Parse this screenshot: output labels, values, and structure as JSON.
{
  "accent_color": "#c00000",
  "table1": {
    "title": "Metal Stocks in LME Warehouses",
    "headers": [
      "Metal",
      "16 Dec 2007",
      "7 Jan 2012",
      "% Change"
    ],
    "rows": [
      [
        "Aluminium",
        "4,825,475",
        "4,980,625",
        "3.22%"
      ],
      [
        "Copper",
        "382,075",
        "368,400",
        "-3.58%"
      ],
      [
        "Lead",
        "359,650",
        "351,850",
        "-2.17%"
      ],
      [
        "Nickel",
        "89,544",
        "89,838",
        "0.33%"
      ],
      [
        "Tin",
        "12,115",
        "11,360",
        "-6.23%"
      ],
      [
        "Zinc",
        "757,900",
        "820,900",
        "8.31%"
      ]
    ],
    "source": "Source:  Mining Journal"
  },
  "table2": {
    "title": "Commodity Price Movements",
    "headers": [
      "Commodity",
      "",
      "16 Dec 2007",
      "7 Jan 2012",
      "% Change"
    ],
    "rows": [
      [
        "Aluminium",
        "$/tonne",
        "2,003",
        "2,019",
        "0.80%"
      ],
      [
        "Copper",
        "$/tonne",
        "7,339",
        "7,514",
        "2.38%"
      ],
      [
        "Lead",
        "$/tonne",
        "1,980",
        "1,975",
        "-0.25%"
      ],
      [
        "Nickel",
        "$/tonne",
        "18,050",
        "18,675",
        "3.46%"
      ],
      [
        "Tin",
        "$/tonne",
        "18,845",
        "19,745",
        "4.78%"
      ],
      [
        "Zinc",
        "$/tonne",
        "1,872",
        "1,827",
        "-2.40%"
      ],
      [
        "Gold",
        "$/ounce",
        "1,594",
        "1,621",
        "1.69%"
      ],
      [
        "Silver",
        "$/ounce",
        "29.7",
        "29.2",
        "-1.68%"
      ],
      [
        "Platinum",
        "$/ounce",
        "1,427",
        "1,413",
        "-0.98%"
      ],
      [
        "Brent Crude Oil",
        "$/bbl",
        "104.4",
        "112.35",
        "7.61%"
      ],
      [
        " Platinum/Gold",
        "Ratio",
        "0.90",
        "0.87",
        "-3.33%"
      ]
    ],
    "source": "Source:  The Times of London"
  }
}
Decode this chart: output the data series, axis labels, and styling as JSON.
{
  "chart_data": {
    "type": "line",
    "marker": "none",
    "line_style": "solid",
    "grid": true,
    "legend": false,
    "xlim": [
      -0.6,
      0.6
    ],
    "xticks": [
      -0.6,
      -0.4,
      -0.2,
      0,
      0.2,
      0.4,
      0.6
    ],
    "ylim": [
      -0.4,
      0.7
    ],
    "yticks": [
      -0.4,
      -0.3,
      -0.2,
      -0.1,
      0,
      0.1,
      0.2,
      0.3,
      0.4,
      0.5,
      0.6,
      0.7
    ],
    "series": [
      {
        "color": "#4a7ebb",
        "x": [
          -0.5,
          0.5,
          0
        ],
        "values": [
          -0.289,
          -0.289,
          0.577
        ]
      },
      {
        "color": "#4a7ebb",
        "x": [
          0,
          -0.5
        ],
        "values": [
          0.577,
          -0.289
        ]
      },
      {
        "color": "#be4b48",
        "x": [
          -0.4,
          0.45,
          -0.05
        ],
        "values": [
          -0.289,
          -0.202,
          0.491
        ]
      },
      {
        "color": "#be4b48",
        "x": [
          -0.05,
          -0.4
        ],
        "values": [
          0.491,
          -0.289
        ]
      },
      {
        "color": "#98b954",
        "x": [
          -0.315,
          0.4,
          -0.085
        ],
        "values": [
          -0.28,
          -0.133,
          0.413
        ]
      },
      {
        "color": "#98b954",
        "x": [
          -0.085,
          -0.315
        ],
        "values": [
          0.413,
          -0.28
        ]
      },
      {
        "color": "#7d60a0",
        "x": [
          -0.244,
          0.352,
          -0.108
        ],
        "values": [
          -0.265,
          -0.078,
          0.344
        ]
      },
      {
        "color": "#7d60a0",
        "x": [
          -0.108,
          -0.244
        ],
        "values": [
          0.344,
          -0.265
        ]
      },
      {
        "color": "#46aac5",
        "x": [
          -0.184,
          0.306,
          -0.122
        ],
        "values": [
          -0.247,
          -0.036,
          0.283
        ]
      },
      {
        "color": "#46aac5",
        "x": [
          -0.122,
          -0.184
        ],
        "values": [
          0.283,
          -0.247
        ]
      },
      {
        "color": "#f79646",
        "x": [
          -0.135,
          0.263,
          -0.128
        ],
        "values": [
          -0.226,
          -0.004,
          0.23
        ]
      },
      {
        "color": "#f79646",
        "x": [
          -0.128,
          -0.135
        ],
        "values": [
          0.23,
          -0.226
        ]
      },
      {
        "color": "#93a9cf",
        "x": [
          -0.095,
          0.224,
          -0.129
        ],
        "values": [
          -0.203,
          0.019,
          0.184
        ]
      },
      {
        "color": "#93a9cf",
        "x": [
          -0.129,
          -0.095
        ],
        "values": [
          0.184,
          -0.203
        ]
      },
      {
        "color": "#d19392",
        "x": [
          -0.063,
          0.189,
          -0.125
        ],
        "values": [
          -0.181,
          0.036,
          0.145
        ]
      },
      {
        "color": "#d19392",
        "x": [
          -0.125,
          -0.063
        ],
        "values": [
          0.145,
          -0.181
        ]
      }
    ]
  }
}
-=-=-=-=-
### Aim
The records above should all be quoted exactly, please.

### Complete answer
Parse this screenshot: output labels, values, and structure as JSON.
{
  "accent_color": "#c00000",
  "table1": {
    "title": "Metal Stocks in LME Warehouses",
    "headers": [
      "Metal",
      "16 Dec 2007",
      "7 Jan 2012",
      "% Change"
    ],
    "rows": [
      [
        "Aluminium",
        "4,825,475",
        "4,980,625",
        "3.22%"
      ],
      [
        "Copper",
        "382,075",
        "368,400",
        "-3.58%"
      ],
      [
        "Lead",
        "359,650",
        "351,850",
        "-2.17%"
      ],
      [
        "Nickel",
        "89,544",
        "89,838",
        "0.33%"
      ],
      [
        "Tin",
        "12,115",
        "11,360",
        "-6.23%"
      ],
      [
        "Zinc",
        "757,900",
        "820,900",
        "8.31%"
      ]
    ],
    "source": "Source:  Mining Journal"
  },
  "table2": {
    "title": "Commodity Price Movements",
    "headers": [
      "Commodity",
      "",
      "16 Dec 2007",
      "7 Jan 2012",
      "% Change"
    ],
    "rows": [
      [
        "Aluminium",
        "$/tonne",
        "2,003",
        "2,019",
        "0.80%"
      ],
      [
        "Copper",
        "$/tonne",
        "7,339",
        "7,514",
        "2.38%"
      ],
      [
        "Lead",
        "$/tonne",
        "1,980",
        "1,975",
        "-0.25%"
      ],
      [
        "Nickel",
        "$/tonne",
        "18,050",
        "18,675",
        "3.46%"
      ],
      [
        "Tin",
        "$/tonne",
        "18,845",
        "19,745",
        "4.78%"
      ],
      [
        "Zinc",
        "$/tonne",
        "1,872",
        "1,827",
        "-2.40%"
      ],
      [
        "Gold",
        "$/ounce",
        "1,594",
        "1,621",
        "1.69%"
      ],
      [
        "Silver",
        "$/ounce",
        "29.7",
        "29.2",
        "-1.68%"
      ],
      [
        "Platinum",
        "$/ounce",
        "1,427",
        "1,413",
        "-0.98%"
      ],
      [
        "Brent Crude Oil",
        "$/bbl",
        "104.4",
        "112.35",
        "7.61%"
      ],
      [
        " Platinum/Gold",
        "Ratio",
        "0.90",
        "0.87",
        "-3.33%"
      ]
    ],
    "source": "Source:  The Times of London"
  }
}
Decode this chart: output the data series, axis labels, and styling as JSON.
{
  "chart_data": {
    "type": "line",
    "marker": "none",
    "line_style": "solid",
    "grid": true,
    "legend": false,
    "xlim": [
      -0.6,
      0.6
    ],
    "xticks": [
      -0.6,
      -0.4,
      -0.2,
      0,
      0.2,
      0.4,
      0.6
    ],
    "ylim": [
      -0.4,
      0.7
    ],
    "yticks": [
      -0.4,
      -0.3,
      -0.2,
      -0.1,
      0,
      0.1,
      0.2,
      0.3,
      0.4,
      0.5,
      0.6,
      0.7
    ],
    "series": [
      {
        "color": "#4a7ebb",
        "x": [
          -0.5,
          0.5,
          0
        ],
        "values": [
          -0.289,
          -0.289,
          0.577
        ]
      },
      {
        "color": "#4a7ebb",
        "x": [
          0,
          -0.5
        ],
        "values": [
          0.577,
          -0.289
        ]
      },
      {
        "color": "#be4b48",
        "x": [
          -0.4,
          0.45,
          -0.05
        ],
        "values": [
          -0.289,
          -0.202,
          0.491
        ]
      },
      {
        "color": "#be4b48",
        "x": [
          -0.05,
          -0.4
        ],
        "values": [
          0.491,
          -0.289
        ]
      },
      {
        "color": "#98b954",
        "x": [
          -0.315,
          0.4,
          -0.085
        ],
        "values": [
          -0.28,
          -0.133,
          0.413
        ]
      },
      {
        "color": "#98b954",
        "x": [
          -0.085,
          -0.315
        ],
        "values": [
          0.413,
          -0.28
        ]
      },
      {
        "color": "#7d60a0",
        "x": [
          -0.244,
          0.352,
          -0.108
        ],
        "values": [
          -0.265,
          -0.078,
          0.344
        ]
      },
      {
        "color": "#7d60a0",
        "x": [
          -0.108,
          -0.244
        ],
        "values": [
          0.344,
          -0.265
        ]
      },
      {
        "color": "#46aac5",
        "x": [
          -0.184,
          0.306,
          -0.122
        ],
        "values": [
          -0.247,
          -0.036,
          0.283
        ]
      },
      {
        "color": "#46aac5",
        "x": [
          -0.122,
          -0.184
        ],
        "values": [
          0.283,
          -0.247
        ]
      },
      {
        "color": "#f79646",
        "x": [
          -0.135,
          0.263,
          -0.128
        ],
        "values": [
          -0.226,
          -0.004,
          0.23
        ]
      },
      {
        "color": "#f79646",
        "x": [
          -0.128,
          -0.135
        ],
        "values": [
          0.23,
          -0.226
        ]
      },
      {
        "color": "#93a9cf",
        "x": [
          -0.095,
          0.224,
          -0.129
        ],
        "values": [
          -0.203,
          0.019,
          0.184
        ]
      },
      {
        "color": "#93a9cf",
        "x": [
          -0.129,
          -0.095
        ],
        "values": [
          0.184,
          -0.203
        ]
      },
      {
        "color": "#d19392",
        "x": [
          -0.063,
          0.189,
          -0.125
        ],
        "values": [
          -0.181,
          0.036,
          0.145
        ]
      },
      {
        "color": "#d19392",
        "x": [
          -0.125,
          -0.063
        ],
        "values": [
          0.145,
          -0.181
        ]
      }
    ]
  }
}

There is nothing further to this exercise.